Set task - Filter the records below for the word "恶来这类人". Copy each line that holds it.

Input rows -
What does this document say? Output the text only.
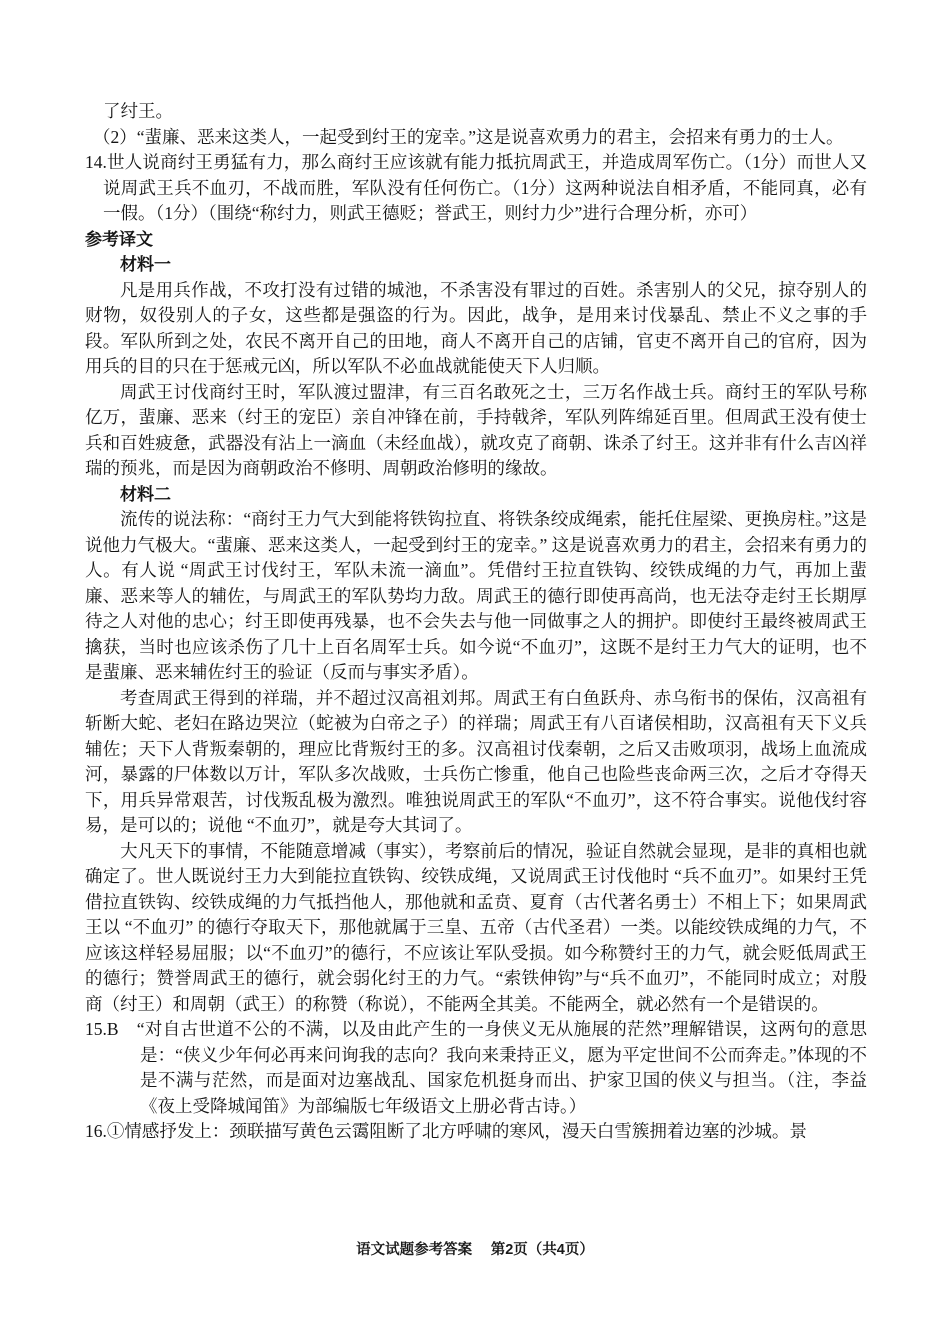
了纣王。
（2）“蜚廉、恶来这类人，一起受到纣王的宠幸。”这是说喜欢勇力的君主，会招来有勇力的士人。
14.世人说商纣王勇猛有力，那么商纣王应该就有能力抵抗周武王，并造成周军伤亡。（1分）而世人又说周武王兵不血刃，不战而胜，军队没有任何伤亡。（1分）这两种说法自相矛盾，不能同真，必有一假。（1分）（围绕“称纣力，则武王德贬；誉武王，则纣力少”进行合理分析，亦可）
参考译文
材料一
凡是用兵作战，不攻打没有过错的城池，不杀害没有罪过的百姓。杀害别人的父兄，掠夺别人的财物，奴役别人的子女，这些都是强盗的行为。因此，战争，是用来讨伐暴乱、禁止不义之事的手段。军队所到之处，农民不离开自己的田地，商人不离开自己的店铺，官吏不离开自己的官府，因为用兵的目的只在于惩戒元凶，所以军队不必血战就能使天下人归顺。
周武王讨伐商纣王时，军队渡过盟津，有三百名敢死之士，三万名作战士兵。商纣王的军队号称亿万，蜚廉、恶来（纣王的宠臣）亲自冲锋在前，手持戟斧，军队列阵绵延百里。但周武王没有使士兵和百姓疲惫，武器没有沾上一滴血（未经血战），就攻克了商朝、诛杀了纣王。这并非有什么吉凶祥瑞的预兆，而是因为商朝政治不修明、周朝政治修明的缘故。
材料二
流传的说法称：“商纣王力气大到能将铁钩拉直、将铁条绞成绳索，能托住屋梁、更换房柱。”这是说他力气极大。“蜚廉、恶来这类人，一起受到纣王的宠幸。” 这是说喜欢勇力的君主，会招来有勇力的人。有人说 “周武王讨伐纣王，军队未流一滴血”。凭借纣王拉直铁钩、绞铁成绳的力气，再加上蜚廉、恶来等人的辅佐，与周武王的军队势均力敌。周武王的德行即使再高尚，也无法夺走纣王长期厚待之人对他的忠心；纣王即使再残暴，也不会失去与他一同做事之人的拥护。即使纣王最终被周武王擒获，当时也应该杀伤了几十上百名周军士兵。如今说“不血刃”，这既不是纣王力气大的证明，也不是蜚廉、恶来辅佐纣王的验证（反而与事实矛盾）。
考查周武王得到的祥瑞，并不超过汉高祖刘邦。周武王有白鱼跃舟、赤乌衔书的保佑，汉高祖有斩断大蛇、老妇在路边哭泣（蛇被为白帝之子）的祥瑞；周武王有八百诸侯相助，汉高祖有天下义兵辅佐；天下人背叛秦朝的，理应比背叛纣王的多。汉高祖讨伐秦朝，之后又击败项羽，战场上血流成河，暴露的尸体数以万计，军队多次战败，士兵伤亡惨重，他自己也险些丧命两三次，之后才夺得天下，用兵异常艰苦，讨伐叛乱极为激烈。唯独说周武王的军队“不血刃”，这不符合事实。说他伐纣容易，是可以的；说他 “不血刃”，就是夸大其词了。
大凡天下的事情，不能随意增减（事实），考察前后的情况，验证自然就会显现，是非的真相也就确定了。世人既说纣王力大到能拉直铁钩、绞铁成绳，又说周武王讨伐他时 “兵不血刃”。如果纣王凭借拉直铁钩、绞铁成绳的力气抵挡他人，那他就和孟贲、夏育（古代著名勇士）不相上下；如果周武王以 “不血刃” 的德行夺取天下，那他就属于三皇、五帝（古代圣君）一类。以能绞铁成绳的力气，不应该这样轻易屈服；以“不血刃”的德行，不应该让军队受损。如今称赞纣王的力气，就会贬低周武王的德行；赞誉周武王的德行，就会弱化纣王的力气。“索铁伸钩”与“兵不血刃”，不能同时成立；对殷商（纣王）和周朝（武王）的称赞（称说），不能两全其美。不能两全，就必然有一个是错误的。
15.B　“对自古世道不公的不满，以及由此产生的一身侠义无从施展的茫然”理解错误，这两句的意思是：“侠义少年何必再来问询我的志向？我向来秉持正义，愿为平定世间不公而奔走。”体现的不是不满与茫然，而是面对边塞战乱、国家危机挺身而出、护家卫国的侠义与担当。（注，李益《夜上受降城闻笛》为部编版七年级语文上册必背古诗。）
16.①情感抒发上：颈联描写黄色云霭阻断了北方呼啸的寒风，漫天白雪簇拥着边塞的沙城。景
语文试题参考答案　 第2页（共4页）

Answer to this exercise -
（2）“蜚廉、恶来这类人，一起受到纣王的宠幸。”这是说喜欢勇力的君主，会招来有勇力的士人。
流传的说法称：“商纣王力气大到能将铁钩拉直、将铁条绞成绳索，能托住屋梁、更换房柱。”这是说他力气极大。“蜚廉、恶来这类人，一起受到纣王的宠幸。” 这是说喜欢勇力的君主，会招来有勇力的人。有人说 “周武王讨伐纣王，军队未流一滴血”。凭借纣王拉直铁钩、绞铁成绳的力气，再加上蜚廉、恶来等人的辅佐，与周武王的军队势均力敌。周武王的德行即使再高尚，也无法夺走纣王长期厚待之人对他的忠心；纣王即使再残暴，也不会失去与他一同做事之人的拥护。即使纣王最终被周武王擒获，当时也应该杀伤了几十上百名周军士兵。如今说“不血刃”，这既不是纣王力气大的证明，也不是蜚廉、恶来辅佐纣王的验证（反而与事实矛盾）。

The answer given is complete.